■ **RECORDS TO USE**:

⁂

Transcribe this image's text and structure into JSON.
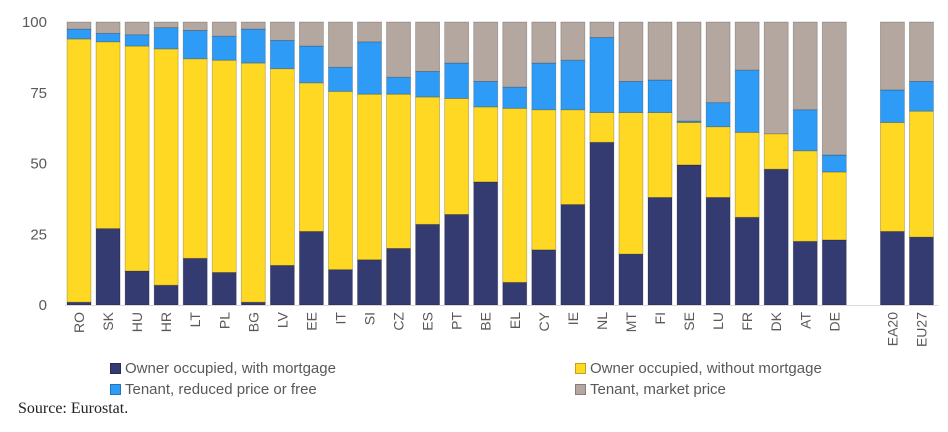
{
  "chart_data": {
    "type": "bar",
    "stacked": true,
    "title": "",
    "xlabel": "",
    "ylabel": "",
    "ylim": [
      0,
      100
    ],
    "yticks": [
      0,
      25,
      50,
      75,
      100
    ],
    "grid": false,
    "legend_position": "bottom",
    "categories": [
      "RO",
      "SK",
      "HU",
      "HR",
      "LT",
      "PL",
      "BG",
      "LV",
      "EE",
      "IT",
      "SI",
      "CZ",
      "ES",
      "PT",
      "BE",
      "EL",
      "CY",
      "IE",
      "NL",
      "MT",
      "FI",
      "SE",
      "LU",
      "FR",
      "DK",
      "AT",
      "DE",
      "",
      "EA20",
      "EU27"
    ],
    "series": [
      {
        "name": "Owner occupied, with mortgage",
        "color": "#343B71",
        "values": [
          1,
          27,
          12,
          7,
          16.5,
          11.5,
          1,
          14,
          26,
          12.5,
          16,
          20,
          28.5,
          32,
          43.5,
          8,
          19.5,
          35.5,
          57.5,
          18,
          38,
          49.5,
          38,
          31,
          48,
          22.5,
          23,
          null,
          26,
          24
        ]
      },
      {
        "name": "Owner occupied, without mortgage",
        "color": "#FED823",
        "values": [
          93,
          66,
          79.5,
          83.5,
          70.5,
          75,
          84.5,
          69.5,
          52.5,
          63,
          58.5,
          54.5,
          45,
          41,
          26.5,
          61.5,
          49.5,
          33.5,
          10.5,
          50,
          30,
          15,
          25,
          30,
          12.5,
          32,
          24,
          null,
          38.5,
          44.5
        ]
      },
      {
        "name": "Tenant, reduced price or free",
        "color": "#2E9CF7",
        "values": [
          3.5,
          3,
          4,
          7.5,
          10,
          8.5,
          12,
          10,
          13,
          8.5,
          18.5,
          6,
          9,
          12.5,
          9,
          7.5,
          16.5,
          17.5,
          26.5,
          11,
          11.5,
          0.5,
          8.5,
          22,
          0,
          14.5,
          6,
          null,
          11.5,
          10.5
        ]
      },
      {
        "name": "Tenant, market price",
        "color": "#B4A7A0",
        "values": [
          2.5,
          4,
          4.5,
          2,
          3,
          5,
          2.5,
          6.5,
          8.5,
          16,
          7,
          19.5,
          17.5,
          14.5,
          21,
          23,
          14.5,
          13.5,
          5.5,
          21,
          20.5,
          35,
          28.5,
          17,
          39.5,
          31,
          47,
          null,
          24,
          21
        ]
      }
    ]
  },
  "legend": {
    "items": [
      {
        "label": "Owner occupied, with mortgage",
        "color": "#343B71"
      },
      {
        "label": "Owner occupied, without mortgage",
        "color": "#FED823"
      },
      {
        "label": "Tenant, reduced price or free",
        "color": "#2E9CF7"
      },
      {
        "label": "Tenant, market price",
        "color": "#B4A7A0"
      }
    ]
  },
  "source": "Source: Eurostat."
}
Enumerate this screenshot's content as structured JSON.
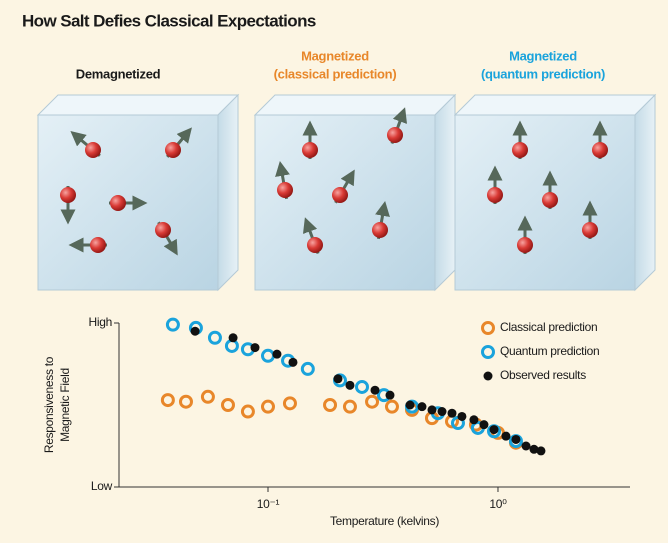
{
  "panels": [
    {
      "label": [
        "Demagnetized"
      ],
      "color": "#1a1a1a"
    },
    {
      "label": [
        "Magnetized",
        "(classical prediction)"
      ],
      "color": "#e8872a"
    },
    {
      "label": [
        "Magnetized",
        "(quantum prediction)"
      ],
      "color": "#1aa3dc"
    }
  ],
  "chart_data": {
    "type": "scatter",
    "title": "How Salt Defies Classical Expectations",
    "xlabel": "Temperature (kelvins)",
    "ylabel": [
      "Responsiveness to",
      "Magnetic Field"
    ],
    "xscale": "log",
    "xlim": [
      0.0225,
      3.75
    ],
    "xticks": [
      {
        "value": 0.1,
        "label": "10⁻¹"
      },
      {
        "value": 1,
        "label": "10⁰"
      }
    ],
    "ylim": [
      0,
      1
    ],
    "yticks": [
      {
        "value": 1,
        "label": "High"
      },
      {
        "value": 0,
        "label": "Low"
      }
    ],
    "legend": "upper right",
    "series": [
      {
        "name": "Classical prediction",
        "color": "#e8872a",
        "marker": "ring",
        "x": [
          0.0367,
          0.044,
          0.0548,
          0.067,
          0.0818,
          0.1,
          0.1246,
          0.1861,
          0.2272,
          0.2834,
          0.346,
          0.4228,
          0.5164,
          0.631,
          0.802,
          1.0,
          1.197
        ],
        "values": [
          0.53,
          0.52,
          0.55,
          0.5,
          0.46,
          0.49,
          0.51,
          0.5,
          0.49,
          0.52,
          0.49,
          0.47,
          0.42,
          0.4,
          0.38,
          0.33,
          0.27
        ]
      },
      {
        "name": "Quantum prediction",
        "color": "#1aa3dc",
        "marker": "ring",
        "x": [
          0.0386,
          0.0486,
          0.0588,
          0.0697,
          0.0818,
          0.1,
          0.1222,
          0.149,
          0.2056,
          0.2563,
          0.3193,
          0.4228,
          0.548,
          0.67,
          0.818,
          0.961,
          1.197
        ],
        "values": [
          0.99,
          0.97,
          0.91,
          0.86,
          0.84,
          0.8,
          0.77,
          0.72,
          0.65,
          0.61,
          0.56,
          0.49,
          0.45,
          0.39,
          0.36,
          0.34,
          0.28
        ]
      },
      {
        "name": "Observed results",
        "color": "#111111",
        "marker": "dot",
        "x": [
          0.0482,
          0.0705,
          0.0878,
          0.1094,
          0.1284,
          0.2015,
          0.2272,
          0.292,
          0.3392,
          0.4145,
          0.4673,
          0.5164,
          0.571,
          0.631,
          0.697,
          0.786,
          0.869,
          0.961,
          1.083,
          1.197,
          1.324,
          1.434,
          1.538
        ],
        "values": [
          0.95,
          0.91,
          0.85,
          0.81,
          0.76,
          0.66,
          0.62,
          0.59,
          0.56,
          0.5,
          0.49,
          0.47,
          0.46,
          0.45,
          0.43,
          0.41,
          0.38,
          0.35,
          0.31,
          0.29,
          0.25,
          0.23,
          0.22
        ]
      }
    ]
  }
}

⁂

■ **SHORT PROBLEM**: Leave out the pictures and return every record word for word.

■ **WRITTEN SOLUTION**:
Transcribe this image's text and structure into JSON.
{
  "chart_data": {
    "type": "bar",
    "stacked": true,
    "title": "",
    "xlabel": "",
    "ylabel": "",
    "ylim": [
      0,
      100
    ],
    "yticks": [
      0,
      25,
      50,
      75,
      100
    ],
    "grid": false,
    "legend_position": "bottom",
    "categories": [
      "RO",
      "SK",
      "HU",
      "HR",
      "LT",
      "PL",
      "BG",
      "LV",
      "EE",
      "IT",
      "SI",
      "CZ",
      "ES",
      "PT",
      "BE",
      "EL",
      "CY",
      "IE",
      "NL",
      "MT",
      "FI",
      "SE",
      "LU",
      "FR",
      "DK",
      "AT",
      "DE",
      "",
      "EA20",
      "EU27"
    ],
    "series": [
      {
        "name": "Owner occupied, with mortgage",
        "color": "#343B71",
        "values": [
          1,
          27,
          12,
          7,
          16.5,
          11.5,
          1,
          14,
          26,
          12.5,
          16,
          20,
          28.5,
          32,
          43.5,
          8,
          19.5,
          35.5,
          57.5,
          18,
          38,
          49.5,
          38,
          31,
          48,
          22.5,
          23,
          null,
          26,
          24
        ]
      },
      {
        "name": "Owner occupied, without mortgage",
        "color": "#FED823",
        "values": [
          93,
          66,
          79.5,
          83.5,
          70.5,
          75,
          84.5,
          69.5,
          52.5,
          63,
          58.5,
          54.5,
          45,
          41,
          26.5,
          61.5,
          49.5,
          33.5,
          10.5,
          50,
          30,
          15,
          25,
          30,
          12.5,
          32,
          24,
          null,
          38.5,
          44.5
        ]
      },
      {
        "name": "Tenant, reduced price or free",
        "color": "#2E9CF7",
        "values": [
          3.5,
          3,
          4,
          7.5,
          10,
          8.5,
          12,
          10,
          13,
          8.5,
          18.5,
          6,
          9,
          12.5,
          9,
          7.5,
          16.5,
          17.5,
          26.5,
          11,
          11.5,
          0.5,
          8.5,
          22,
          0,
          14.5,
          6,
          null,
          11.5,
          10.5
        ]
      },
      {
        "name": "Tenant, market price",
        "color": "#B4A7A0",
        "values": [
          2.5,
          4,
          4.5,
          2,
          3,
          5,
          2.5,
          6.5,
          8.5,
          16,
          7,
          19.5,
          17.5,
          14.5,
          21,
          23,
          14.5,
          13.5,
          5.5,
          21,
          20.5,
          35,
          28.5,
          17,
          39.5,
          31,
          47,
          null,
          24,
          21
        ]
      }
    ]
  },
  "legend": {
    "items": [
      {
        "label": "Owner occupied, with mortgage",
        "color": "#343B71"
      },
      {
        "label": "Owner occupied, without mortgage",
        "color": "#FED823"
      },
      {
        "label": "Tenant, reduced price or free",
        "color": "#2E9CF7"
      },
      {
        "label": "Tenant, market price",
        "color": "#B4A7A0"
      }
    ]
  },
  "source": "Source: Eurostat."
}
Enumerate this screenshot's content as structured JSON.
{
  "panels": [
    {
      "label": [
        "Demagnetized"
      ],
      "color": "#1a1a1a"
    },
    {
      "label": [
        "Magnetized",
        "(classical prediction)"
      ],
      "color": "#e8872a"
    },
    {
      "label": [
        "Magnetized",
        "(quantum prediction)"
      ],
      "color": "#1aa3dc"
    }
  ],
  "chart_data": {
    "type": "scatter",
    "title": "How Salt Defies Classical Expectations",
    "xlabel": "Temperature (kelvins)",
    "ylabel": [
      "Responsiveness to",
      "Magnetic Field"
    ],
    "xscale": "log",
    "xlim": [
      0.0225,
      3.75
    ],
    "xticks": [
      {
        "value": 0.1,
        "label": "10⁻¹"
      },
      {
        "value": 1,
        "label": "10⁰"
      }
    ],
    "ylim": [
      0,
      1
    ],
    "yticks": [
      {
        "value": 1,
        "label": "High"
      },
      {
        "value": 0,
        "label": "Low"
      }
    ],
    "legend": "upper right",
    "series": [
      {
        "name": "Classical prediction",
        "color": "#e8872a",
        "marker": "ring",
        "x": [
          0.0367,
          0.044,
          0.0548,
          0.067,
          0.0818,
          0.1,
          0.1246,
          0.1861,
          0.2272,
          0.2834,
          0.346,
          0.4228,
          0.5164,
          0.631,
          0.802,
          1.0,
          1.197
        ],
        "values": [
          0.53,
          0.52,
          0.55,
          0.5,
          0.46,
          0.49,
          0.51,
          0.5,
          0.49,
          0.52,
          0.49,
          0.47,
          0.42,
          0.4,
          0.38,
          0.33,
          0.27
        ]
      },
      {
        "name": "Quantum prediction",
        "color": "#1aa3dc",
        "marker": "ring",
        "x": [
          0.0386,
          0.0486,
          0.0588,
          0.0697,
          0.0818,
          0.1,
          0.1222,
          0.149,
          0.2056,
          0.2563,
          0.3193,
          0.4228,
          0.548,
          0.67,
          0.818,
          0.961,
          1.197
        ],
        "values": [
          0.99,
          0.97,
          0.91,
          0.86,
          0.84,
          0.8,
          0.77,
          0.72,
          0.65,
          0.61,
          0.56,
          0.49,
          0.45,
          0.39,
          0.36,
          0.34,
          0.28
        ]
      },
      {
        "name": "Observed results",
        "color": "#111111",
        "marker": "dot",
        "x": [
          0.0482,
          0.0705,
          0.0878,
          0.1094,
          0.1284,
          0.2015,
          0.2272,
          0.292,
          0.3392,
          0.4145,
          0.4673,
          0.5164,
          0.571,
          0.631,
          0.697,
          0.786,
          0.869,
          0.961,
          1.083,
          1.197,
          1.324,
          1.434,
          1.538
        ],
        "values": [
          0.95,
          0.91,
          0.85,
          0.81,
          0.76,
          0.66,
          0.62,
          0.59,
          0.56,
          0.5,
          0.49,
          0.47,
          0.46,
          0.45,
          0.43,
          0.41,
          0.38,
          0.35,
          0.31,
          0.29,
          0.25,
          0.23,
          0.22
        ]
      }
    ]
  }
}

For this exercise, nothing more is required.